Lines of the listing that contain "cells" need to be copied.
Records for the task Start Marker
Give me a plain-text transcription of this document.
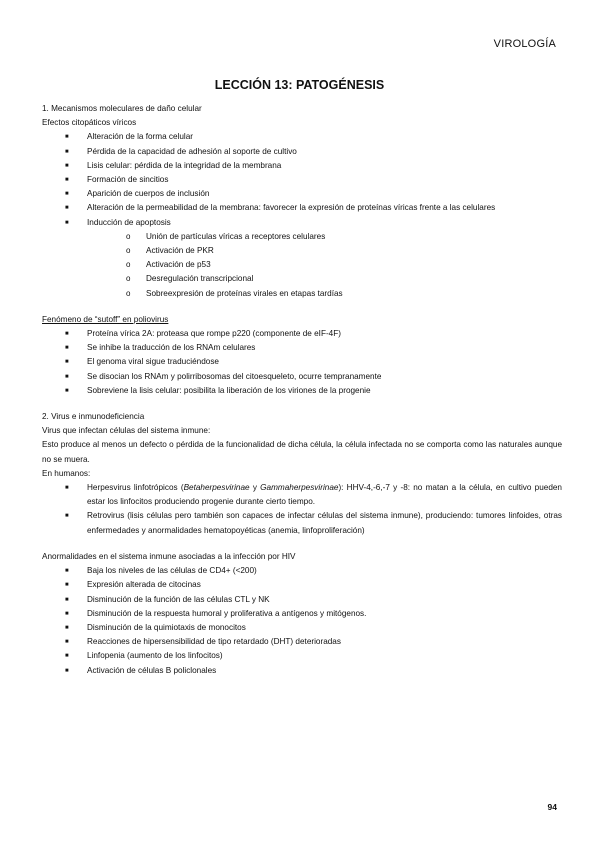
VIROLOGÍA
LECCIÓN 13: PATOGÉNESIS
1. Mecanismos moleculares de daño celular
Efectos citopáticos víricos
■ Alteración de la forma celular
■ Pérdida de la capacidad de adhesión al soporte de cultivo
■ Lisis celular: pérdida de la integridad de la membrana
■ Formación de sincitios
■ Aparición de cuerpos de inclusión
■ Alteración de la permeabilidad de la membrana: favorecer la expresión de proteínas víricas frente a las celulares
■ Inducción de apoptosis
o Unión de partículas víricas a receptores celulares
o Activación de PKR
o Activación de p53
o Desregulación transcripcional
o Sobreexpresión de proteínas virales en etapas tardías
Fenómeno de “sutoff” en poliovirus
■ Proteína vírica 2A: proteasa que rompe p220 (componente de eIF-4F)
■ Se inhibe la traducción de los RNAm celulares
■ El genoma viral sigue traduciéndose
■ Se disocian los RNAm y polirribosomas del citoesqueleto, ocurre tempranamente
■ Sobreviene la lisis celular: posibilita la liberación de los viriones de la progenie
2. Virus e inmunodeficiencia
Virus que infectan células del sistema inmune:
Esto produce al menos un defecto o pérdida de la funcionalidad de dicha célula, la célula infectada no se comporta como las naturales aunque no se muera.
En humanos:
■ Herpesvirus linfotrópicos (Betaherpesvirinae y Gammaherpesvirinae): HHV-4,-6,-7 y -8: no matan a la célula, en cultivo pueden estar los linfocitos produciendo progenie durante cierto tiempo.
■ Retrovirus (lisis células pero también son capaces de infectar células del sistema inmune), produciendo: tumores linfoides, otras enfermedades y anormalidades hematopoyéticas (anemia, linfoproliferación)
Anormalidades en el sistema inmune asociadas a la infección por HIV
■ Baja los niveles de las células de CD4+ (<200)
■ Expresión alterada de citocinas
■ Disminución de la función de las células CTL y NK
■ Disminución de la respuesta humoral y proliferativa a antígenos y mitógenos.
■ Disminución de la quimiotaxis de monocitos
■ Reacciones de hipersensibilidad de tipo retardado (DHT) deterioradas
■ Linfopenia (aumento de los linfocitos)
■ Activación de células B policlonales
94
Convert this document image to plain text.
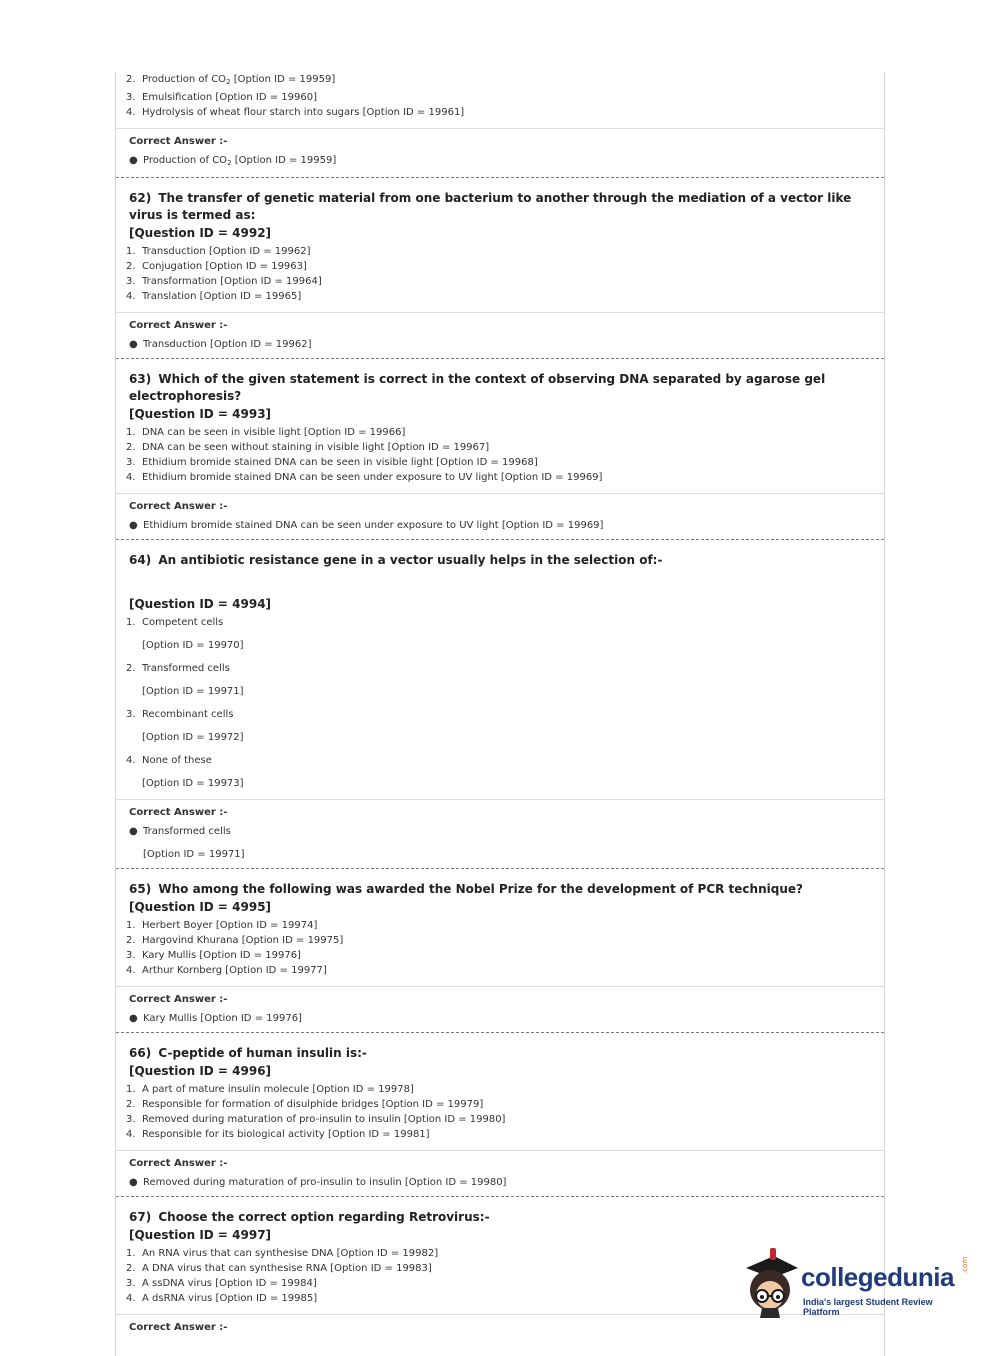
2. Production of $CO_2$ [Option ID = 19959]
3. Emulsification [Option ID = 19960]
4. Hydrolysis of wheat flour starch into sugars [Option ID = 19961]
Correct Answer :-
● Production of $CO_2$ [Option ID = 19959]
62) The transfer of genetic material from one bacterium to another through the mediation of a vector like virus is termed as:
[Question ID = 4992]
1. Transduction [Option ID = 19962]
2. Conjugation [Option ID = 19963]
3. Transformation [Option ID = 19964]
4. Translation [Option ID = 19965]
Correct Answer :-
● Transduction [Option ID = 19962]
63) Which of the given statement is correct in the context of observing DNA separated by agarose gel electrophoresis?
[Question ID = 4993]
1. DNA can be seen in visible light [Option ID = 19966]
2. DNA can be seen without staining in visible light [Option ID = 19967]
3. Ethidium bromide stained DNA can be seen in visible light [Option ID = 19968]
4. Ethidium bromide stained DNA can be seen under exposure to UV light [Option ID = 19969]
Correct Answer :-
● Ethidium bromide stained DNA can be seen under exposure to UV light [Option ID = 19969]
64) An antibiotic resistance gene in a vector usually helps in the selection of:-
[Question ID = 4994]
1. Competent cells
[Option ID = 19970]
2. Transformed cells
[Option ID = 19971]
3. Recombinant cells
[Option ID = 19972]
4. None of these
[Option ID = 19973]
Correct Answer :-
● Transformed cells
[Option ID = 19971]
65) Who among the following was awarded the Nobel Prize for the development of PCR technique?
[Question ID = 4995]
1. Herbert Boyer [Option ID = 19974]
2. Hargovind Khurana [Option ID = 19975]
3. Kary Mullis [Option ID = 19976]
4. Arthur Kornberg [Option ID = 19977]
Correct Answer :-
● Kary Mullis [Option ID = 19976]
66) C-peptide of human insulin is:-
[Question ID = 4996]
1. A part of mature insulin molecule [Option ID = 19978]
2. Responsible for formation of disulphide bridges [Option ID = 19979]
3. Removed during maturation of pro-insulin to insulin [Option ID = 19980]
4. Responsible for its biological activity [Option ID = 19981]
Correct Answer :-
● Removed during maturation of pro-insulin to insulin [Option ID = 19980]
67) Choose the correct option regarding Retrovirus:-
[Question ID = 4997]
1. An RNA virus that can synthesise DNA [Option ID = 19982]
2. A DNA virus that can synthesise RNA [Option ID = 19983]
3. A ssDNA virus [Option ID = 19984]
4. A dsRNA virus [Option ID = 19985]
Correct Answer :-
collegedunia .com
India's largest Student Review Platform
Records for the task End Marker
Response area
1. Competent cells
2. Transformed cells
3. Recombinant cells
● Transformed cells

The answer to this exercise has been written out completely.